[Recorded data]
#####

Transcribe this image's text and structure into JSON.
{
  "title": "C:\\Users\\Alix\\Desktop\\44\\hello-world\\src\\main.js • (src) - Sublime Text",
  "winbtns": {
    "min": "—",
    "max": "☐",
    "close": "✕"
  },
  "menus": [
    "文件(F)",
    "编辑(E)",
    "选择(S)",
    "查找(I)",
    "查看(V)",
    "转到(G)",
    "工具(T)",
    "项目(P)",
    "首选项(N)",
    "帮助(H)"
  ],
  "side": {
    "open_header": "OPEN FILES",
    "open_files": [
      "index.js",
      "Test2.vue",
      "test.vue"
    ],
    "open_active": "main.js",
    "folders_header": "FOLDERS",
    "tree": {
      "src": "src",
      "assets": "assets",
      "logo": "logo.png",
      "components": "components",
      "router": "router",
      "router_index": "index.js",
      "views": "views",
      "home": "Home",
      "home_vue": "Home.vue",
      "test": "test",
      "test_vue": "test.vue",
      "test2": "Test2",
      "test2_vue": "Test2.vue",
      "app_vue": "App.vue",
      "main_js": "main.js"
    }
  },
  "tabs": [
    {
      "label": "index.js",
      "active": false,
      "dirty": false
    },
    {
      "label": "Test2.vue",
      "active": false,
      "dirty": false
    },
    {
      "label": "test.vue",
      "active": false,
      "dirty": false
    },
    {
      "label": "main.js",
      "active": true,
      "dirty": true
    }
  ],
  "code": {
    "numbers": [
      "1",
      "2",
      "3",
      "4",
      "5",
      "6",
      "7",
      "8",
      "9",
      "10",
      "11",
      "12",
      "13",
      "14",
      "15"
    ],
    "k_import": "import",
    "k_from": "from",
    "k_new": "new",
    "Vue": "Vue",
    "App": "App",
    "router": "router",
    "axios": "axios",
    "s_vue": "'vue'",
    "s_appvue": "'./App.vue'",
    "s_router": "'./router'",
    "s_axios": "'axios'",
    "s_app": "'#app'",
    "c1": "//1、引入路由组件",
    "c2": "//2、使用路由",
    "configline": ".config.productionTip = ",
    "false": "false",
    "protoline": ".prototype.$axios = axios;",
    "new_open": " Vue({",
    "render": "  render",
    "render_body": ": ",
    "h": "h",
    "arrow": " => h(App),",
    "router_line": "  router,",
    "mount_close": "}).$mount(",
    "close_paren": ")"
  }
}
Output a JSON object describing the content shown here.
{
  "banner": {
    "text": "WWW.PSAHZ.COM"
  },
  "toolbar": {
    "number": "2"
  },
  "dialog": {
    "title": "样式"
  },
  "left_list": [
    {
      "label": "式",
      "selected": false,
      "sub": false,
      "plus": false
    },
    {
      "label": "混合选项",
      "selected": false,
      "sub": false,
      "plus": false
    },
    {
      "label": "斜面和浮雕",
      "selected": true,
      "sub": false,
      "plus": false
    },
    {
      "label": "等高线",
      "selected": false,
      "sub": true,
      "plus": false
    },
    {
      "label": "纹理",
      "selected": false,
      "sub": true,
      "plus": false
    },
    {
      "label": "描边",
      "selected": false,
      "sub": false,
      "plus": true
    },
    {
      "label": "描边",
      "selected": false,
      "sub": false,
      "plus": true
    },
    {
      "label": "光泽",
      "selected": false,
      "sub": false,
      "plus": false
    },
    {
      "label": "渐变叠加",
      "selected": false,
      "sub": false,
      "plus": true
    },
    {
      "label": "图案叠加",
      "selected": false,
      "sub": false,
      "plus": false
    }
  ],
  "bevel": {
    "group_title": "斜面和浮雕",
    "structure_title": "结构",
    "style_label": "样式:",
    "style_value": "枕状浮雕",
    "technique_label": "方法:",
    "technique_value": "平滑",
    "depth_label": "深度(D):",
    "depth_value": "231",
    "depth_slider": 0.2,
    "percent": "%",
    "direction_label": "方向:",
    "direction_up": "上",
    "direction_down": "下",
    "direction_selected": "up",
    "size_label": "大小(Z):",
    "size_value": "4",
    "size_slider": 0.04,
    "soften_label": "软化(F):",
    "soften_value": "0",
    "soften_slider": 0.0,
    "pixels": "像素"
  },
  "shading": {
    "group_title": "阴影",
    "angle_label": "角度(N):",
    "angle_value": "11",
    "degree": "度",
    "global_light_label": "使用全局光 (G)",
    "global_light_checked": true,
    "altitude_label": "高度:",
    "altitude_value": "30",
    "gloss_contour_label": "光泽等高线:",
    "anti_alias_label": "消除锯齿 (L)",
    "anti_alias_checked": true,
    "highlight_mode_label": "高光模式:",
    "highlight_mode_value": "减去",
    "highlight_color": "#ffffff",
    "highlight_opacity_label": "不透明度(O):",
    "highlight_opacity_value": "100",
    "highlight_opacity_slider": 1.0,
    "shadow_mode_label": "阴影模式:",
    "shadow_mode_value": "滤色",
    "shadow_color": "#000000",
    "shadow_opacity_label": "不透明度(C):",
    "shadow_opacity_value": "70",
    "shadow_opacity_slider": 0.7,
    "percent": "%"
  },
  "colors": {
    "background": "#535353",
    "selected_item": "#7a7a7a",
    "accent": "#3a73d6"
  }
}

#####

> PROBLEM
Provide all the records again, word for word.

> RESULT OF THIS EXERCISE
Transcribe this image's text and structure into JSON.
{
  "title": "C:\\Users\\Alix\\Desktop\\44\\hello-world\\src\\main.js • (src) - Sublime Text",
  "winbtns": {
    "min": "—",
    "max": "☐",
    "close": "✕"
  },
  "menus": [
    "文件(F)",
    "编辑(E)",
    "选择(S)",
    "查找(I)",
    "查看(V)",
    "转到(G)",
    "工具(T)",
    "项目(P)",
    "首选项(N)",
    "帮助(H)"
  ],
  "side": {
    "open_header": "OPEN FILES",
    "open_files": [
      "index.js",
      "Test2.vue",
      "test.vue"
    ],
    "open_active": "main.js",
    "folders_header": "FOLDERS",
    "tree": {
      "src": "src",
      "assets": "assets",
      "logo": "logo.png",
      "components": "components",
      "router": "router",
      "router_index": "index.js",
      "views": "views",
      "home": "Home",
      "home_vue": "Home.vue",
      "test": "test",
      "test_vue": "test.vue",
      "test2": "Test2",
      "test2_vue": "Test2.vue",
      "app_vue": "App.vue",
      "main_js": "main.js"
    }
  },
  "tabs": [
    {
      "label": "index.js",
      "active": false,
      "dirty": false
    },
    {
      "label": "Test2.vue",
      "active": false,
      "dirty": false
    },
    {
      "label": "test.vue",
      "active": false,
      "dirty": false
    },
    {
      "label": "main.js",
      "active": true,
      "dirty": true
    }
  ],
  "code": {
    "numbers": [
      "1",
      "2",
      "3",
      "4",
      "5",
      "6",
      "7",
      "8",
      "9",
      "10",
      "11",
      "12",
      "13",
      "14",
      "15"
    ],
    "k_import": "import",
    "k_from": "from",
    "k_new": "new",
    "Vue": "Vue",
    "App": "App",
    "router": "router",
    "axios": "axios",
    "s_vue": "'vue'",
    "s_appvue": "'./App.vue'",
    "s_router": "'./router'",
    "s_axios": "'axios'",
    "s_app": "'#app'",
    "c1": "//1、引入路由组件",
    "c2": "//2、使用路由",
    "configline": ".config.productionTip = ",
    "false": "false",
    "protoline": ".prototype.$axios = axios;",
    "new_open": " Vue({",
    "render": "  render",
    "render_body": ": ",
    "h": "h",
    "arrow": " => h(App),",
    "router_line": "  router,",
    "mount_close": "}).$mount(",
    "close_paren": ")"
  }
}
Output a JSON object describing the content shown here.
{
  "banner": {
    "text": "WWW.PSAHZ.COM"
  },
  "toolbar": {
    "number": "2"
  },
  "dialog": {
    "title": "样式"
  },
  "left_list": [
    {
      "label": "式",
      "selected": false,
      "sub": false,
      "plus": false
    },
    {
      "label": "混合选项",
      "selected": false,
      "sub": false,
      "plus": false
    },
    {
      "label": "斜面和浮雕",
      "selected": true,
      "sub": false,
      "plus": false
    },
    {
      "label": "等高线",
      "selected": false,
      "sub": true,
      "plus": false
    },
    {
      "label": "纹理",
      "selected": false,
      "sub": true,
      "plus": false
    },
    {
      "label": "描边",
      "selected": false,
      "sub": false,
      "plus": true
    },
    {
      "label": "描边",
      "selected": false,
      "sub": false,
      "plus": true
    },
    {
      "label": "光泽",
      "selected": false,
      "sub": false,
      "plus": false
    },
    {
      "label": "渐变叠加",
      "selected": false,
      "sub": false,
      "plus": true
    },
    {
      "label": "图案叠加",
      "selected": false,
      "sub": false,
      "plus": false
    }
  ],
  "bevel": {
    "group_title": "斜面和浮雕",
    "structure_title": "结构",
    "style_label": "样式:",
    "style_value": "枕状浮雕",
    "technique_label": "方法:",
    "technique_value": "平滑",
    "depth_label": "深度(D):",
    "depth_value": "231",
    "depth_slider": 0.2,
    "percent": "%",
    "direction_label": "方向:",
    "direction_up": "上",
    "direction_down": "下",
    "direction_selected": "up",
    "size_label": "大小(Z):",
    "size_value": "4",
    "size_slider": 0.04,
    "soften_label": "软化(F):",
    "soften_value": "0",
    "soften_slider": 0.0,
    "pixels": "像素"
  },
  "shading": {
    "group_title": "阴影",
    "angle_label": "角度(N):",
    "angle_value": "11",
    "degree": "度",
    "global_light_label": "使用全局光 (G)",
    "global_light_checked": true,
    "altitude_label": "高度:",
    "altitude_value": "30",
    "gloss_contour_label": "光泽等高线:",
    "anti_alias_label": "消除锯齿 (L)",
    "anti_alias_checked": true,
    "highlight_mode_label": "高光模式:",
    "highlight_mode_value": "减去",
    "highlight_color": "#ffffff",
    "highlight_opacity_label": "不透明度(O):",
    "highlight_opacity_value": "100",
    "highlight_opacity_slider": 1.0,
    "shadow_mode_label": "阴影模式:",
    "shadow_mode_value": "滤色",
    "shadow_color": "#000000",
    "shadow_opacity_label": "不透明度(C):",
    "shadow_opacity_value": "70",
    "shadow_opacity_slider": 0.7,
    "percent": "%"
  },
  "colors": {
    "background": "#535353",
    "selected_item": "#7a7a7a",
    "accent": "#3a73d6"
  }
}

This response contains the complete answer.